(AIM) Each entry below is to be printed verbatim.

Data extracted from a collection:

-- start --

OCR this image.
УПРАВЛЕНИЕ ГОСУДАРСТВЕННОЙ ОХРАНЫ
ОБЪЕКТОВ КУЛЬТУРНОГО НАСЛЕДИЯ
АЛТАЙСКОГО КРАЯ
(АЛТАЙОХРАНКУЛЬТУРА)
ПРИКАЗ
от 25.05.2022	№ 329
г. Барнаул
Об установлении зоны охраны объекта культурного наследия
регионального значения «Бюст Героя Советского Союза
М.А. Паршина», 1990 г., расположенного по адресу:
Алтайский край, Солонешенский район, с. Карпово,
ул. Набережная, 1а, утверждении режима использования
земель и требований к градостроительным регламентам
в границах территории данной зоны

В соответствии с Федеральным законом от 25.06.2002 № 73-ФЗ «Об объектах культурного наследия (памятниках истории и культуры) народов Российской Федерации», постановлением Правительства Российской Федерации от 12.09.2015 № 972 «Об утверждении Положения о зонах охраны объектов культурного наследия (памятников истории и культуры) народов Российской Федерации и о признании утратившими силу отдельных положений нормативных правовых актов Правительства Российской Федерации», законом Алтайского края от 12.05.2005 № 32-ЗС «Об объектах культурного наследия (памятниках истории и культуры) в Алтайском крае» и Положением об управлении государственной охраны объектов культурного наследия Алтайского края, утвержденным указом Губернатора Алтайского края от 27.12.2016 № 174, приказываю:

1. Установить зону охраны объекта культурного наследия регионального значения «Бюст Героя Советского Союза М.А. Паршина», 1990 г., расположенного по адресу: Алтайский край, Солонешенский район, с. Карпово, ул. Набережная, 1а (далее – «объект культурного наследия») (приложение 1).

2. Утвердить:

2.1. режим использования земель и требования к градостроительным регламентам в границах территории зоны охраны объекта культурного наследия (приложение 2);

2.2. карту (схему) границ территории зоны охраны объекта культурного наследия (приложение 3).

-- end --

(CORRECT ANSWER)
OCR this image.
УПРАВЛЕНИЕ ГОСУДАРСТВЕННОЙ ОХРАНЫ
ОБЪЕКТОВ КУЛЬТУРНОГО НАСЛЕДИЯ
АЛТАЙСКОГО КРАЯ
(АЛТАЙОХРАНКУЛЬТУРА)
ПРИКАЗ
от 25.05.2022	№ 329
г. Барнаул
Об установлении зоны охраны объекта культурного наследия
регионального значения «Бюст Героя Советского Союза
М.А. Паршина», 1990 г., расположенного по адресу:
Алтайский край, Солонешенский район, с. Карпово,
ул. Набережная, 1а, утверждении режима использования
земель и требований к градостроительным регламентам
в границах территории данной зоны

В соответствии с Федеральным законом от 25.06.2002 № 73-ФЗ «Об объектах культурного наследия (памятниках истории и культуры) народов Российской Федерации», постановлением Правительства Российской Федерации от 12.09.2015 № 972 «Об утверждении Положения о зонах охраны объектов культурного наследия (памятников истории и культуры) народов Российской Федерации и о признании утратившими силу отдельных положений нормативных правовых актов Правительства Российской Федерации», законом Алтайского края от 12.05.2005 № 32-ЗС «Об объектах культурного наследия (памятниках истории и культуры) в Алтайском крае» и Положением об управлении государственной охраны объектов культурного наследия Алтайского края, утвержденным указом Губернатора Алтайского края от 27.12.2016 № 174, приказываю:

1. Установить зону охраны объекта культурного наследия регионального значения «Бюст Героя Советского Союза М.А. Паршина», 1990 г., расположенного по адресу: Алтайский край, Солонешенский район, с. Карпово, ул. Набережная, 1а (далее – «объект культурного наследия») (приложение 1).

2. Утвердить:

2.1. режим использования земель и требования к градостроительным регламентам в границах территории зоны охраны объекта культурного наследия (приложение 2);

2.2. карту (схему) границ территории зоны охраны объекта культурного наследия (приложение 3).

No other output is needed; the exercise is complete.